TASK DIRECTIONS: Return the number of lines that include the string "menos", without any other text.

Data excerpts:
= = = = = = =

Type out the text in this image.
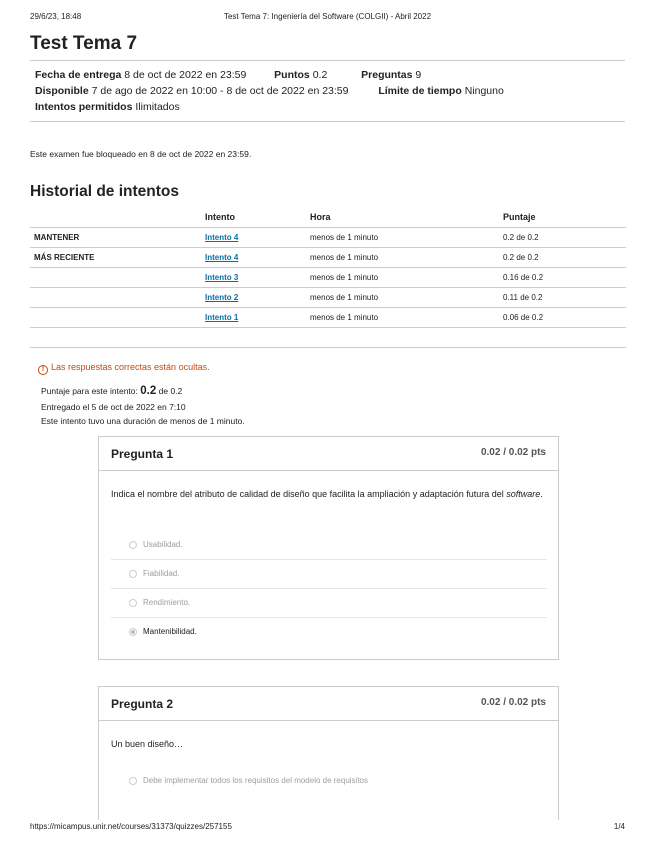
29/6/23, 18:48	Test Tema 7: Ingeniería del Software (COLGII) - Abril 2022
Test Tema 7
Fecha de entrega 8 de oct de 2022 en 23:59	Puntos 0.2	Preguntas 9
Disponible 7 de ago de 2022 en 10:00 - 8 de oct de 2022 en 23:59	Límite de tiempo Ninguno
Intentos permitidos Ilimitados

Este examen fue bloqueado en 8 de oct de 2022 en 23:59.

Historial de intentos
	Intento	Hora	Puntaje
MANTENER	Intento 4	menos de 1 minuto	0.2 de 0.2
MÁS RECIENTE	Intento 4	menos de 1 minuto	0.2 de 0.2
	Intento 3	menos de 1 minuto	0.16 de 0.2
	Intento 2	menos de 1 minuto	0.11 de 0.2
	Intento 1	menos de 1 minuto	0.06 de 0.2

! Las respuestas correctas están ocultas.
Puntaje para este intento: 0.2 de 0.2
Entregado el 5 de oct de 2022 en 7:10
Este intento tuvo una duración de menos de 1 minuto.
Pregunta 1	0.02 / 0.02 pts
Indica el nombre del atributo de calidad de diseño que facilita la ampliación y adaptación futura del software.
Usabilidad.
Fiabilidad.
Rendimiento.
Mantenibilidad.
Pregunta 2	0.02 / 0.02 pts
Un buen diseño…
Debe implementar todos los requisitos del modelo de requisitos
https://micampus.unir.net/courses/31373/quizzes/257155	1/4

= = = = = = =

EXERCISE RESULT: 6